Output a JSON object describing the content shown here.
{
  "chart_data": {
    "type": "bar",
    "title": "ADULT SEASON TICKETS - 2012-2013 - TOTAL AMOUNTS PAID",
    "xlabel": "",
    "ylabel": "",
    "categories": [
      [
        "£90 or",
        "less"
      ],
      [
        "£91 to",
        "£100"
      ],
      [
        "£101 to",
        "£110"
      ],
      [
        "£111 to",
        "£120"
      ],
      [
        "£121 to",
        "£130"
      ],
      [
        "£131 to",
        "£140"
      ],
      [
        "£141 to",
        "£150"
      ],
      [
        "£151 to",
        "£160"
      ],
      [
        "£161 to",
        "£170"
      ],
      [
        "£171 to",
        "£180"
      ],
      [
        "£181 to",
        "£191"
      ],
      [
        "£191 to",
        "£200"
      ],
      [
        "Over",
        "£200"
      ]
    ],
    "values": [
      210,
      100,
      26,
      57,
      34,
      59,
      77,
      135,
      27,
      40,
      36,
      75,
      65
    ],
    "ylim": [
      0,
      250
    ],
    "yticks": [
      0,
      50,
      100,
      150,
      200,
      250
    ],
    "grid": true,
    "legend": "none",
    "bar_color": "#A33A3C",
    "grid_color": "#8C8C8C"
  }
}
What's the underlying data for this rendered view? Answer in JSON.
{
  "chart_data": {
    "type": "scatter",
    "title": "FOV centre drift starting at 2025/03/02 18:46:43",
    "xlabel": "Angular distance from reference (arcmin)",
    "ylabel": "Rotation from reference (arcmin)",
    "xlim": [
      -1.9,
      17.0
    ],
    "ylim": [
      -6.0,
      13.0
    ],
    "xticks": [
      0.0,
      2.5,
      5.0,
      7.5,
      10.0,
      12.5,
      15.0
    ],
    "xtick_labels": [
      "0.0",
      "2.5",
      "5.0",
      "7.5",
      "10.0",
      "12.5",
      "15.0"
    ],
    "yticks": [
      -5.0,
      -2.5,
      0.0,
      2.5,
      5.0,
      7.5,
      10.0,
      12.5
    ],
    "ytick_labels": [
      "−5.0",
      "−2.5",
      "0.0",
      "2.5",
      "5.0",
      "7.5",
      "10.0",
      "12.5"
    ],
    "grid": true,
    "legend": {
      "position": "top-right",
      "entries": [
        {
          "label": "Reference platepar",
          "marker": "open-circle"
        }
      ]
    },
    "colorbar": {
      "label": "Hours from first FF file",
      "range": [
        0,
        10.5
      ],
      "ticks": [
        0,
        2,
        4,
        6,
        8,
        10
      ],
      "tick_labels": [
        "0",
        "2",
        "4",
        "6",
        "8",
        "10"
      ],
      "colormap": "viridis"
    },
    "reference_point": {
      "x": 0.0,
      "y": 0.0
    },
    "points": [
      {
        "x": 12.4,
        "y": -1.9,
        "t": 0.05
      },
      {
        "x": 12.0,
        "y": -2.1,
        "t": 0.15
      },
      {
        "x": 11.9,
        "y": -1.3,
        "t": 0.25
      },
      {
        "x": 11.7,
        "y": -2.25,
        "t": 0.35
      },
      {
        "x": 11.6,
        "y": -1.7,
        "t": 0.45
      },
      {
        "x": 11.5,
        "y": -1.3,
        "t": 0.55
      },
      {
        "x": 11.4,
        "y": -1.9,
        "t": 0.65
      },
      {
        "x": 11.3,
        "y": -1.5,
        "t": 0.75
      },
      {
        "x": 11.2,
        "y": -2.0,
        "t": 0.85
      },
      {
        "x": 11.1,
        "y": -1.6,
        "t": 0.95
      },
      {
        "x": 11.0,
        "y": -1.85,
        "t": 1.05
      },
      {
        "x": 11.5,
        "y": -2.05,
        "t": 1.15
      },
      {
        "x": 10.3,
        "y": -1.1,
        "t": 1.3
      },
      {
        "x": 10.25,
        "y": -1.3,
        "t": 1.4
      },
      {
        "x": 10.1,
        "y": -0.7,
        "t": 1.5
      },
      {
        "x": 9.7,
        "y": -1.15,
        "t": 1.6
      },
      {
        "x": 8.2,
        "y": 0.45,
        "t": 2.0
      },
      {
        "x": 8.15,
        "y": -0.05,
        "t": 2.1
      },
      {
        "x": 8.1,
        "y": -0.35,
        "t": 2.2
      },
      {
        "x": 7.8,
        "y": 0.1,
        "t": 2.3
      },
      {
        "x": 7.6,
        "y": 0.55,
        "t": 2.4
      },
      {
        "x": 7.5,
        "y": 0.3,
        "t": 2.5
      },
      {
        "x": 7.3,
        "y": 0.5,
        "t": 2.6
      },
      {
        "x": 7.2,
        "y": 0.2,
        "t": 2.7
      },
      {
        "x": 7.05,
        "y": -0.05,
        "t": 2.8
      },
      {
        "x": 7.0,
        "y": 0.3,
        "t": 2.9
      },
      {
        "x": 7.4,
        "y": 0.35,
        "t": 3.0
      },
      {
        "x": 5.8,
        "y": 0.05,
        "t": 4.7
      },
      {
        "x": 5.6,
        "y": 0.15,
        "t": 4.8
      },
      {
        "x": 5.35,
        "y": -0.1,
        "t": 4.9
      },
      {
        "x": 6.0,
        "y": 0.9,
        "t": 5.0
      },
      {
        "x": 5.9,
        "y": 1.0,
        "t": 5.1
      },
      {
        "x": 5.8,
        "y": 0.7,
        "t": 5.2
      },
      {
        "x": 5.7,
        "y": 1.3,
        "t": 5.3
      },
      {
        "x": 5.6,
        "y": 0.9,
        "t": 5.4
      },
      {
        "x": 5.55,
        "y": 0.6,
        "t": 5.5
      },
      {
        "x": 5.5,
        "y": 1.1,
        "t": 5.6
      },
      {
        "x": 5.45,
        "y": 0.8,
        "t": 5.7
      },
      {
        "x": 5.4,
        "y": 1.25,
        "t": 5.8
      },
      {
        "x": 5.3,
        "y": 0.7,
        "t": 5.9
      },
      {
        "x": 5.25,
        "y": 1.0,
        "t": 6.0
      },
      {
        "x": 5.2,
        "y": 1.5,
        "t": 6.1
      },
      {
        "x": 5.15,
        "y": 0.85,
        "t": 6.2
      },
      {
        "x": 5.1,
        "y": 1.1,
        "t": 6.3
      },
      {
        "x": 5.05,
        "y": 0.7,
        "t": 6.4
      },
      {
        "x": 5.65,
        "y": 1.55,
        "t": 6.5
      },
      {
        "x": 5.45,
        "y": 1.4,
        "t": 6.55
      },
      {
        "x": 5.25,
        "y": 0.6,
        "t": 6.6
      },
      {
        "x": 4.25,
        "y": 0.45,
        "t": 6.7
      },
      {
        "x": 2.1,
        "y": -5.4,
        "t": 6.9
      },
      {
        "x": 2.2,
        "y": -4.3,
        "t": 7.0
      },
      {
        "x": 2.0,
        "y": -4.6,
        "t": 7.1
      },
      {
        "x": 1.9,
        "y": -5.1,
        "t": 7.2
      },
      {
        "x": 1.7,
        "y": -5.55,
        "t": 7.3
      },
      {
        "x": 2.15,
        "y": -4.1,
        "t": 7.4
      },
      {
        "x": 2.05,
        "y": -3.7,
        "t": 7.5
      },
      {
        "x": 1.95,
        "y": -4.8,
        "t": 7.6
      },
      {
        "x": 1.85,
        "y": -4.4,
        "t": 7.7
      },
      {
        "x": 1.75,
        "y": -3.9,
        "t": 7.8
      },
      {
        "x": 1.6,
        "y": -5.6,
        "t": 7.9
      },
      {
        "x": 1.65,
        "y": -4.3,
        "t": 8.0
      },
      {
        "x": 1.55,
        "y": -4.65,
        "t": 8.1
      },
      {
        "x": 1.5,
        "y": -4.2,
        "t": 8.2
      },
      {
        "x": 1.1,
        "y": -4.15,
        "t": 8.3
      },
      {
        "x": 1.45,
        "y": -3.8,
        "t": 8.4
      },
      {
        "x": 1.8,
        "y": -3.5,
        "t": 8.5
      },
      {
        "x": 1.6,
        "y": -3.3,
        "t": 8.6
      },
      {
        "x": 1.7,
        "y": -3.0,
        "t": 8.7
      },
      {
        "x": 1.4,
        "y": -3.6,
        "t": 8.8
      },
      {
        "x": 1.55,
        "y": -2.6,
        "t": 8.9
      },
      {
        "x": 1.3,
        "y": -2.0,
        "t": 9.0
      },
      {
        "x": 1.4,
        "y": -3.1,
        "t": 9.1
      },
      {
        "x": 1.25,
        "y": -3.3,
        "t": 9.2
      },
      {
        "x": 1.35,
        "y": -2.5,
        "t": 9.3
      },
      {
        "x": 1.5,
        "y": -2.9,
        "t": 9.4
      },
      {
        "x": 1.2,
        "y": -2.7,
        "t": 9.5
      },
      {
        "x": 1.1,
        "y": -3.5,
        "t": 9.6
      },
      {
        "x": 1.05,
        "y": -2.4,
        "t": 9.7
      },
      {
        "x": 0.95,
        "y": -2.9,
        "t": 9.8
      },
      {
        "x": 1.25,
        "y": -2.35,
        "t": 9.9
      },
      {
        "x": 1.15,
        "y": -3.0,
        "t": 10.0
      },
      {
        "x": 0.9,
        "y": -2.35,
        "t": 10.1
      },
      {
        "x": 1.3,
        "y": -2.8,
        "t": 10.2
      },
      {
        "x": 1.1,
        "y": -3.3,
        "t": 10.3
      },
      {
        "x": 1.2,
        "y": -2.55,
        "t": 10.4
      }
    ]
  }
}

• • •

> GOAL OF THE EXERCISE:
Show each line of the data that contains the string "ylabel".

> CORRECT RESPONSE:
    "ylabel": "",
    "ylabel": "Rotation from reference (arcmin)",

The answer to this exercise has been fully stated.